> [TEXTO EXTRAÍDO]:
# # # # #
Em sua trajetória como homem de Deus, escolhido por Ele para uma missão especial, o cardeal dom Cláudio Hummes, 80 anos, fez história no Grande ABC e, consequentemente, no Brasil, ao lutar contra os crimes da ditadura militar e apoiar as greves do movimento sindical, que tinham como líder o ex-presidente Luiz Inácio Lula da Silva (PT). E é na região que dom Cláudio celebrará quatro décadas de ordenação episcopal, completadas hoje. Para marcar a data, será realizada, às 19h30, missa de Ação de Graças na Catedral Nossa Senhora do Carmo, no Centro de Santo André.

A escolha da cidade para celebração do fato tem motivo: o religioso foi bispo da Diocese andreense entre 1975 e 1996. “O coração dele está aqui”, salienta o amigo frei Sebastião Benito Quaglio, 76 anos, da Associação Milícia da Imaculada, de São Bernardo. Será ele, inclusive, quem levará dom Cláudio à celebração desta noite.
# # # # #
> [TAREFAS SOLICITADAS]:
(A) Reúna, copiando-as integralmente, todas as linhas da listagem que contêm a palavra "value".
(B) Dê prosseguimento ao texto sobre as quatro décadas de ordenação episcopal de dom Cláudio Hummes a partir da última frase apresentada.
O texto e as listagens não têm relação entre si.

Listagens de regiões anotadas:
# # # # #
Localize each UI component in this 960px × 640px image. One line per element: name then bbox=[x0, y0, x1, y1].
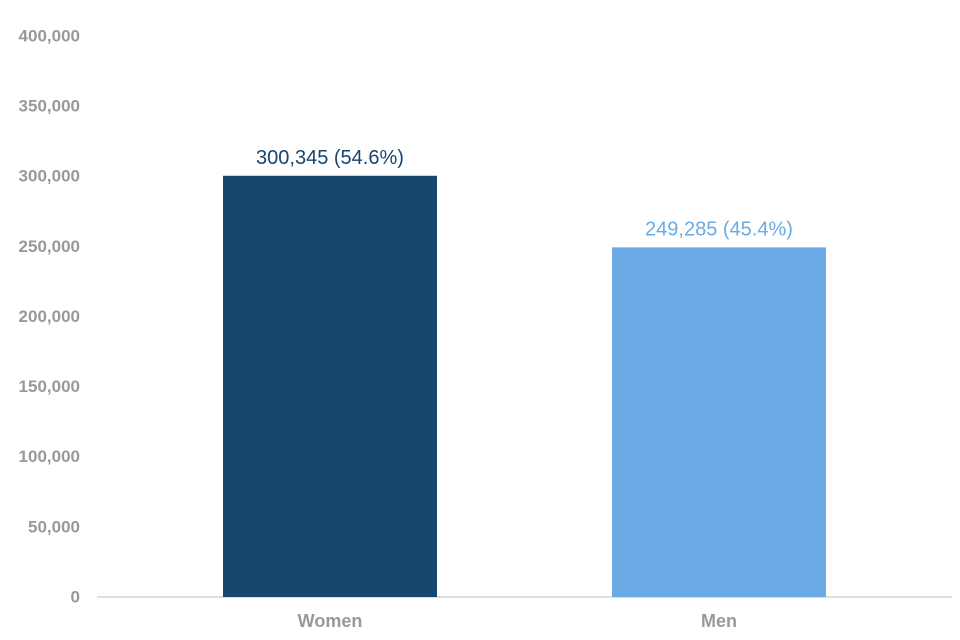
y-tick-label: 50,000 bbox=[28, 517, 80, 536]
y-tick-label: 0 bbox=[71, 587, 80, 606]
y-tick-label: 200,000 bbox=[19, 307, 80, 326]
y-tick-label: 100,000 bbox=[19, 447, 80, 466]
y-tick-label: 250,000 bbox=[19, 237, 80, 256]
x-tick-label: Men bbox=[701, 611, 737, 631]
bar bbox=[612, 247, 826, 597]
y-tick-label: 350,000 bbox=[19, 97, 80, 116]
value-label: 300,345 (54.6%) bbox=[256, 147, 404, 169]
y-tick-label: 400,000 bbox=[19, 26, 80, 45]
y-tick-label: 150,000 bbox=[19, 377, 80, 396]
bar bbox=[223, 175, 437, 597]
y-tick-label: 300,000 bbox=[19, 167, 80, 186]
value-label: 249,285 (45.4%) bbox=[645, 219, 793, 241]
x-tick-label: Women bbox=[298, 611, 363, 631]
# # # # #
> [RESPOSTAS FINAIS]:
(A)
value-label: 300,345 (54.6%) bbox=[256, 147, 404, 169]
value-label: 249,285 (45.4%) bbox=[645, 219, 793, 241]

(B)
Por várias vezes nos anos 1970 e 1980, o cardeal permitiu que os sindicatos se reunissem em igrejas de sua Diocese para articular ações, dificultando a repressão militar. “Um dos momentos mais marcantes foi uma greve geral em 1983, quando ele abriu a Igreja do Carmo para realizarmos uma assembleia, já que o nosso sindicato estava sob intervenção. Dom Cláudio teve papel fundamental na democracia e na luta dos trabalhadores”, fala o ex-prefeito de Santo André e atual secretário municipal de Direitos Humanos e Cultura de Paz da cidade, João Avamileno (PT).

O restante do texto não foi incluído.